━━ Extracted data

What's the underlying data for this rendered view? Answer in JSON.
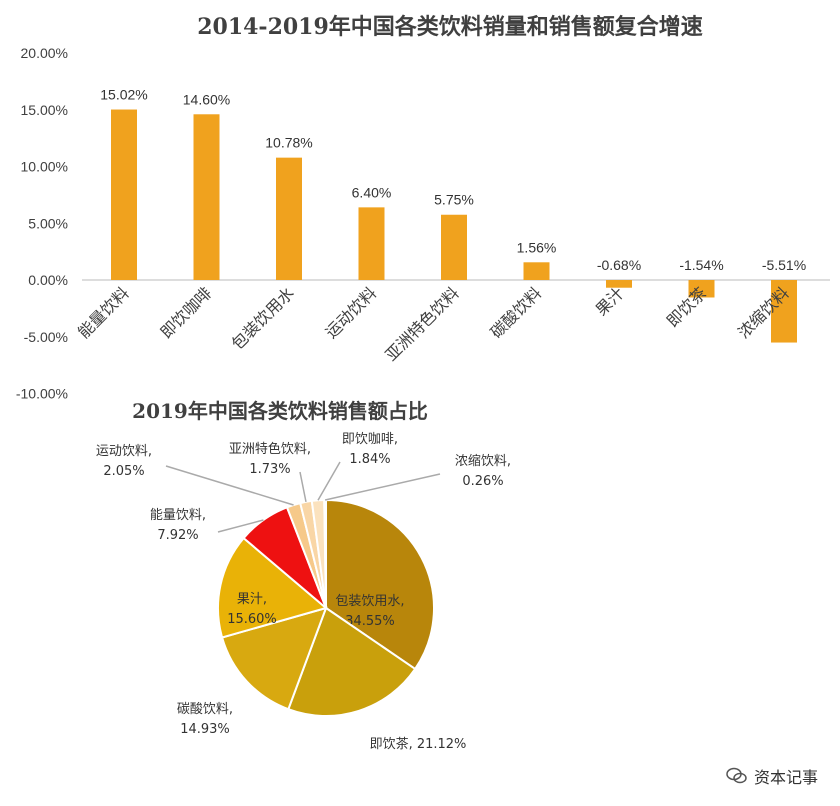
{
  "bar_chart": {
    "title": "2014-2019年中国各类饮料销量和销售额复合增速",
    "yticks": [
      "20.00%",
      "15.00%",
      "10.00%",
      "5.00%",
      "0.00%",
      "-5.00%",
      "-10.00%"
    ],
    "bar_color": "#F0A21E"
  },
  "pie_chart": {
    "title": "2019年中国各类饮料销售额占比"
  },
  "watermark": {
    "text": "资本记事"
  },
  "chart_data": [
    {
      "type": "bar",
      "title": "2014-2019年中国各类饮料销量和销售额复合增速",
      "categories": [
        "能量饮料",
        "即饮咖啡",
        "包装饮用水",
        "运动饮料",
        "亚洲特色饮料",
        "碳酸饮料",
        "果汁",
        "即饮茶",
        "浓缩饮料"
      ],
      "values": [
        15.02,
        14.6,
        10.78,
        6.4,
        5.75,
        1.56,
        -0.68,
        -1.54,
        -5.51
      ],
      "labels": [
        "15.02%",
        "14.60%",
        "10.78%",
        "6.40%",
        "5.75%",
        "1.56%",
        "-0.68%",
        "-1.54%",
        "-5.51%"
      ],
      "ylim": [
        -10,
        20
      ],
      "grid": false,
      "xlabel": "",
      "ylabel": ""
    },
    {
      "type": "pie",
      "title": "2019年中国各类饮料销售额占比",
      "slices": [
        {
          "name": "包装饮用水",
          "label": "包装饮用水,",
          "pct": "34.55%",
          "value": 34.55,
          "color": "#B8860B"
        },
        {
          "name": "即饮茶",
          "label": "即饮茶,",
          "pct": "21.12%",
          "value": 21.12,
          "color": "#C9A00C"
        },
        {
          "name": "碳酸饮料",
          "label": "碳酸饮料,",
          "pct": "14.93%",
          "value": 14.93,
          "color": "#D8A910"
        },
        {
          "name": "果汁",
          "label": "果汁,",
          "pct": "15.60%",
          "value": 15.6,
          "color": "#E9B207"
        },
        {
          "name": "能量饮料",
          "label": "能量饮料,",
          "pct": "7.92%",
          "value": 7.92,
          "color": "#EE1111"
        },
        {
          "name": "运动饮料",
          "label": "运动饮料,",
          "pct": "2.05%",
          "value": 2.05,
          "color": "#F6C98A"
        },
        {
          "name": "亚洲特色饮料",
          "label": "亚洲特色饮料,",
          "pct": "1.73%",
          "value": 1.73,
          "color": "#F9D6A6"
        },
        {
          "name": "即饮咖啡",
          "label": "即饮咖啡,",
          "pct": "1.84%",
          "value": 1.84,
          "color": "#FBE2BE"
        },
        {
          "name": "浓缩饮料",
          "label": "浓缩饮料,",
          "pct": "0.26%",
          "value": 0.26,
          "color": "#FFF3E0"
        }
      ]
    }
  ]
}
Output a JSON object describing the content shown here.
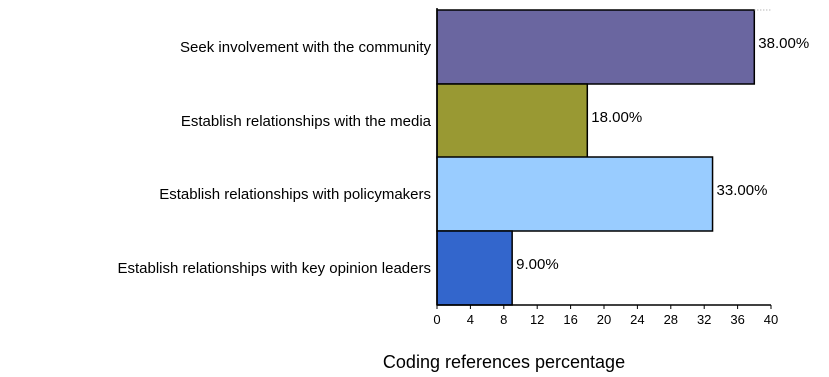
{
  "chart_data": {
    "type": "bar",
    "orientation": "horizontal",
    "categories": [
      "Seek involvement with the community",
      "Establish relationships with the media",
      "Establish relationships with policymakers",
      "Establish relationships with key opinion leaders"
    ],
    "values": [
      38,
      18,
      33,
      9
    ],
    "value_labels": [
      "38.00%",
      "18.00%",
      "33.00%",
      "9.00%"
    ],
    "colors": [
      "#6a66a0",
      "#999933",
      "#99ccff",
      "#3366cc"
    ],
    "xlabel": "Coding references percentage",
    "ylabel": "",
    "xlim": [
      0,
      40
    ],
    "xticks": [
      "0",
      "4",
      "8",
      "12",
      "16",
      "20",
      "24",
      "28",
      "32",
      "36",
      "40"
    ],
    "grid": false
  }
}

━━━━

- _Task statement_
The records above must be echoed exactly, minus their pictures.

- _Solution for this exercise_
What's the underlying data for this rendered view? Answer in JSON.
{
  "bar_chart": {
    "title": "2014-2019年中国各类饮料销量和销售额复合增速",
    "yticks": [
      "20.00%",
      "15.00%",
      "10.00%",
      "5.00%",
      "0.00%",
      "-5.00%",
      "-10.00%"
    ],
    "bar_color": "#F0A21E"
  },
  "pie_chart": {
    "title": "2019年中国各类饮料销售额占比"
  },
  "watermark": {
    "text": "资本记事"
  },
  "chart_data": [
    {
      "type": "bar",
      "title": "2014-2019年中国各类饮料销量和销售额复合增速",
      "categories": [
        "能量饮料",
        "即饮咖啡",
        "包装饮用水",
        "运动饮料",
        "亚洲特色饮料",
        "碳酸饮料",
        "果汁",
        "即饮茶",
        "浓缩饮料"
      ],
      "values": [
        15.02,
        14.6,
        10.78,
        6.4,
        5.75,
        1.56,
        -0.68,
        -1.54,
        -5.51
      ],
      "labels": [
        "15.02%",
        "14.60%",
        "10.78%",
        "6.40%",
        "5.75%",
        "1.56%",
        "-0.68%",
        "-1.54%",
        "-5.51%"
      ],
      "ylim": [
        -10,
        20
      ],
      "grid": false,
      "xlabel": "",
      "ylabel": ""
    },
    {
      "type": "pie",
      "title": "2019年中国各类饮料销售额占比",
      "slices": [
        {
          "name": "包装饮用水",
          "label": "包装饮用水,",
          "pct": "34.55%",
          "value": 34.55,
          "color": "#B8860B"
        },
        {
          "name": "即饮茶",
          "label": "即饮茶,",
          "pct": "21.12%",
          "value": 21.12,
          "color": "#C9A00C"
        },
        {
          "name": "碳酸饮料",
          "label": "碳酸饮料,",
          "pct": "14.93%",
          "value": 14.93,
          "color": "#D8A910"
        },
        {
          "name": "果汁",
          "label": "果汁,",
          "pct": "15.60%",
          "value": 15.6,
          "color": "#E9B207"
        },
        {
          "name": "能量饮料",
          "label": "能量饮料,",
          "pct": "7.92%",
          "value": 7.92,
          "color": "#EE1111"
        },
        {
          "name": "运动饮料",
          "label": "运动饮料,",
          "pct": "2.05%",
          "value": 2.05,
          "color": "#F6C98A"
        },
        {
          "name": "亚洲特色饮料",
          "label": "亚洲特色饮料,",
          "pct": "1.73%",
          "value": 1.73,
          "color": "#F9D6A6"
        },
        {
          "name": "即饮咖啡",
          "label": "即饮咖啡,",
          "pct": "1.84%",
          "value": 1.84,
          "color": "#FBE2BE"
        },
        {
          "name": "浓缩饮料",
          "label": "浓缩饮料,",
          "pct": "0.26%",
          "value": 0.26,
          "color": "#FFF3E0"
        }
      ]
    }
  ]
}
Output a JSON object describing the content shown here.
{
  "chart_data": {
    "type": "bar",
    "orientation": "horizontal",
    "categories": [
      "Seek involvement with the community",
      "Establish relationships with the media",
      "Establish relationships with policymakers",
      "Establish relationships with key opinion leaders"
    ],
    "values": [
      38,
      18,
      33,
      9
    ],
    "value_labels": [
      "38.00%",
      "18.00%",
      "33.00%",
      "9.00%"
    ],
    "colors": [
      "#6a66a0",
      "#999933",
      "#99ccff",
      "#3366cc"
    ],
    "xlabel": "Coding references percentage",
    "ylabel": "",
    "xlim": [
      0,
      40
    ],
    "xticks": [
      "0",
      "4",
      "8",
      "12",
      "16",
      "20",
      "24",
      "28",
      "32",
      "36",
      "40"
    ],
    "grid": false
  }
}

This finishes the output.